▶ _WRITTEN TASK A_
Copy the records word for word, from the first line of the records through the line containing "panel-gr3: 0 200", including both of those lines.

▶ _EXTRACT PROVIDED_
One gets the sense that Lancisi views these items not merely as props for colorful stories, but as totems from lost and kindred tribes. He feels connected to those past theater practitioners, the folks who left behind traces of what they’d done. “You can feel it,” says Lancisi. “You can feel their presence in the building.”
Still, he doesn’t linger; he’s all forward motion. Lancisi, busy prepping for January’s grand opening, strides into Everyman’s new space like a man intent on making history of his own.
Lancisi graduated from Catholic University (MFA in directing, class of 1988), determined to start a small, professional theater. He relocated to Baltimore from D.C., waited tables for awhile, and founded Everyman in 1990. As the name implies, its stated mission was “to produce quality plays that are accessible and affordable to everyone.” Lancisi focused on contemporary plays and classics, performed by local actors.
Everyman didn’t have a home during those early years and popped up at various venues around town, producing one play a year at Saint John’s Church in Charles Village, Theatre Project, Vagabond Theatre in Fells Point, or MICA. Reviews were good, audiences were supportive, and, though money was scarce, Lancisi knew what was needed to take his fledgling enterprise to the next level—a home base. He found a suitable space at 1727 N. Charles Street and sympathetic landlords in Alan and Michael Shecter, who owned much of the property in that block.
At the time, Charles and North Avenue was not an obvious location for a theater. Other than the Club Charles and the Charles movie theater, it was a ghost town in those pre-Station North, pre-MICA-expansion days. “There was nothing there,” says Lancisi drolly.
With build-it-and-they-will-come pluck, Everyman opened on Charles Street with a production of Sam Shepard’s Buried Child in 1994 and launched its first full season the following year. Audiences loved the intimate space (175 capacity), the resident company that came to include the likes of Bruce Nelson and Megan Anderson, and, of course, the string of acclaimed productions that ranged from Chekhov to August Wilson, with a few cabaret nights in the mix.
It proved to be a formula for success. In 1996, the theater had a few hundred subscribers, and that number ballooned to more than 4,000.
While the numbers suggested an expansion, the limitations of the cramped Charles Street location pretty much dictated it. If you ask Lancisi or Kyle Prue, Everyman’s director of production, about the original space’s “quirks,” they chuckle and then list the obstacles that had to be overcome for each and every show. Both men immediately mention the room’s support columns, two of which were literally onstage. “It became a study of how best to incorporate those columns into each set, which led to some interesting designs and work-arounds,” says Lancisi. “It was less than ideal.”
Prue recalls the solution they devised for a 2000 production of The Crucible—more columns. “We added about 10 more columns,” says Prue. “We’ve used every trick imaginable in dealing with them.”

▶ _WRITTEN TASK B_
Answer these questions from the passage about Everyman Theatre.
(i) In what year did Lancisi found Everyman?
(ii) What was the capacity of the Charles Street space?
(iii) About how many columns were added for the 2000 production of The Crucible?

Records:
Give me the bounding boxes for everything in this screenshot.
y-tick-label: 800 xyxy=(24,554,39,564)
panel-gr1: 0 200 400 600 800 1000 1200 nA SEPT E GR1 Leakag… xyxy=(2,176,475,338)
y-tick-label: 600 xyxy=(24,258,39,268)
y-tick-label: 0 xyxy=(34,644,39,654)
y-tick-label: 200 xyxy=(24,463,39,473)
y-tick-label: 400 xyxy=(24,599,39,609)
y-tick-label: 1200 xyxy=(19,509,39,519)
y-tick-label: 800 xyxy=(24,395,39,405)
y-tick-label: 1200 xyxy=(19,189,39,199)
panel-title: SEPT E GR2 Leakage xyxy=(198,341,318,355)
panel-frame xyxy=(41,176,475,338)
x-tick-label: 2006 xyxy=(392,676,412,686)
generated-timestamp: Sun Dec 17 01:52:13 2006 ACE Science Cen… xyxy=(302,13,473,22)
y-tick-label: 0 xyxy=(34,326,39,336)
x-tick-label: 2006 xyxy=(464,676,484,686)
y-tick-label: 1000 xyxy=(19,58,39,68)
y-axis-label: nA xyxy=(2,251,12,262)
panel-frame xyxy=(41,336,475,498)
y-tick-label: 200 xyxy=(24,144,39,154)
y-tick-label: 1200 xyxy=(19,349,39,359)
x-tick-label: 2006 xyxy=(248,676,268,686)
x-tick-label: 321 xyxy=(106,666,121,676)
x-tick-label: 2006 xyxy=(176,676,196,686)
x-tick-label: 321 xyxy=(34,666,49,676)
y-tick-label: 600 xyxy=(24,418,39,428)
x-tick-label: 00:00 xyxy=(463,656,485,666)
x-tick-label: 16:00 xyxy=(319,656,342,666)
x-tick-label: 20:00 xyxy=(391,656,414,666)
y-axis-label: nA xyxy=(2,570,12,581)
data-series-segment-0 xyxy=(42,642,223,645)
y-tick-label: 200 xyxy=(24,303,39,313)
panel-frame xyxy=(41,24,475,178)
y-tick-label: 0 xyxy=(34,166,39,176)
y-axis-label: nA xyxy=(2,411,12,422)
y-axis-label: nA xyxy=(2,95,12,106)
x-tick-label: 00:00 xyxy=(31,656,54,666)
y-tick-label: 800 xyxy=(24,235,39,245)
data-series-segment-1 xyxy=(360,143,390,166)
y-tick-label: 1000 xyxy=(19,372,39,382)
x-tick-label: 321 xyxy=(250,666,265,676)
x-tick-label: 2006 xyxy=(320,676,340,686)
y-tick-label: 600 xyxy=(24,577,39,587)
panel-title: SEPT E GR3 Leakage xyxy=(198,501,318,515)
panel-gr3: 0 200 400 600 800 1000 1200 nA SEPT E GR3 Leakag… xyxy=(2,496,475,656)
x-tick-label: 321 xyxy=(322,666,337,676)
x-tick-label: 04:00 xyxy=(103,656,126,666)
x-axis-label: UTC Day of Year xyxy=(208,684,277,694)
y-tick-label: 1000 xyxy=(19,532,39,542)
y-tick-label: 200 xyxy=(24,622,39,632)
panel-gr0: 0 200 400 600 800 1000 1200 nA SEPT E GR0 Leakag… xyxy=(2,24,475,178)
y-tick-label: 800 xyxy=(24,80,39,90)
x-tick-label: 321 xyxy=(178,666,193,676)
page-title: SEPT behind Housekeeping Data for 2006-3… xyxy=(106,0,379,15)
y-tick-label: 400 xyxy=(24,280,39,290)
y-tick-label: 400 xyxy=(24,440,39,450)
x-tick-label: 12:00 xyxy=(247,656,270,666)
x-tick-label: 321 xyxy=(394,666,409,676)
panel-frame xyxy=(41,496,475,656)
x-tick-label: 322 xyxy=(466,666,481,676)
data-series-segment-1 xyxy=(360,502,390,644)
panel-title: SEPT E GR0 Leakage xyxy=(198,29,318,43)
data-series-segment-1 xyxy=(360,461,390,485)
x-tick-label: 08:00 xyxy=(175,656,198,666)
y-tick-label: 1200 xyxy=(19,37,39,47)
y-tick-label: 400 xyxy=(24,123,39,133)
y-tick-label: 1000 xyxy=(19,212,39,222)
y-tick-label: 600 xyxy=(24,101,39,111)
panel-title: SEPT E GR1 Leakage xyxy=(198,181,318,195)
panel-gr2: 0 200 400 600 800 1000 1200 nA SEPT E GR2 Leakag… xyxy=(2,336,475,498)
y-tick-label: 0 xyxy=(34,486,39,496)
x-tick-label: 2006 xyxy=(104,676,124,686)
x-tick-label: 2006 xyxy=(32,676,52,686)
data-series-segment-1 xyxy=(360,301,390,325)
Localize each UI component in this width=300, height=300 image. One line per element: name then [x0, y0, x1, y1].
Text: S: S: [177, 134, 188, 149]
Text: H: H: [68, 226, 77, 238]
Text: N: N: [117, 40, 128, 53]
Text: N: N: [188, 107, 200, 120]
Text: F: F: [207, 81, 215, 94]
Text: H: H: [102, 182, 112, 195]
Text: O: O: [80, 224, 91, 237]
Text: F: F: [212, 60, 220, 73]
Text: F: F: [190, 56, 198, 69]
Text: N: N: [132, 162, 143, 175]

▶ _COMPLETE ANSWER A_
Give me the bounding boxes for everything in this screenshot.
y-tick-label: 800 xyxy=(24,554,39,564)
panel-gr1: 0 200 400 600 800 1000 1200 nA SEPT E GR1 Leakag… xyxy=(2,176,475,338)
y-tick-label: 600 xyxy=(24,258,39,268)
y-tick-label: 0 xyxy=(34,644,39,654)
y-tick-label: 200 xyxy=(24,463,39,473)
y-tick-label: 400 xyxy=(24,599,39,609)
y-tick-label: 1200 xyxy=(19,509,39,519)
y-tick-label: 800 xyxy=(24,395,39,405)
y-tick-label: 1200 xyxy=(19,189,39,199)
panel-title: SEPT E GR2 Leakage xyxy=(198,341,318,355)
panel-frame xyxy=(41,176,475,338)
x-tick-label: 2006 xyxy=(392,676,412,686)
generated-timestamp: Sun Dec 17 01:52:13 2006 ACE Science Cen… xyxy=(302,13,473,22)
y-tick-label: 0 xyxy=(34,326,39,336)
x-tick-label: 2006 xyxy=(464,676,484,686)
y-tick-label: 1000 xyxy=(19,58,39,68)
y-axis-label: nA xyxy=(2,251,12,262)
panel-frame xyxy=(41,336,475,498)
y-tick-label: 200 xyxy=(24,144,39,154)
y-tick-label: 1200 xyxy=(19,349,39,359)
x-tick-label: 2006 xyxy=(248,676,268,686)
x-tick-label: 321 xyxy=(106,666,121,676)
x-tick-label: 2006 xyxy=(176,676,196,686)
x-tick-label: 321 xyxy=(34,666,49,676)
y-tick-label: 600 xyxy=(24,418,39,428)
x-tick-label: 00:00 xyxy=(463,656,485,666)
x-tick-label: 16:00 xyxy=(319,656,342,666)
x-tick-label: 20:00 xyxy=(391,656,414,666)
y-axis-label: nA xyxy=(2,570,12,581)
data-series-segment-0 xyxy=(42,642,223,645)
y-tick-label: 200 xyxy=(24,303,39,313)
panel-frame xyxy=(41,24,475,178)
y-tick-label: 0 xyxy=(34,166,39,176)
y-axis-label: nA xyxy=(2,411,12,422)
y-axis-label: nA xyxy=(2,95,12,106)
x-tick-label: 00:00 xyxy=(31,656,54,666)
y-tick-label: 800 xyxy=(24,235,39,245)
data-series-segment-1 xyxy=(360,143,390,166)
y-tick-label: 1000 xyxy=(19,372,39,382)
x-tick-label: 321 xyxy=(250,666,265,676)
x-tick-label: 2006 xyxy=(320,676,340,686)
y-tick-label: 600 xyxy=(24,577,39,587)
panel-title: SEPT E GR3 Leakage xyxy=(198,501,318,515)
panel-gr3: 0 200 400 600 800 1000 1200 nA SEPT E GR3 Leakag… xyxy=(2,496,475,656)

▶ _COMPLETE ANSWER B_
(i) 1990
(ii) 175
(iii) About 10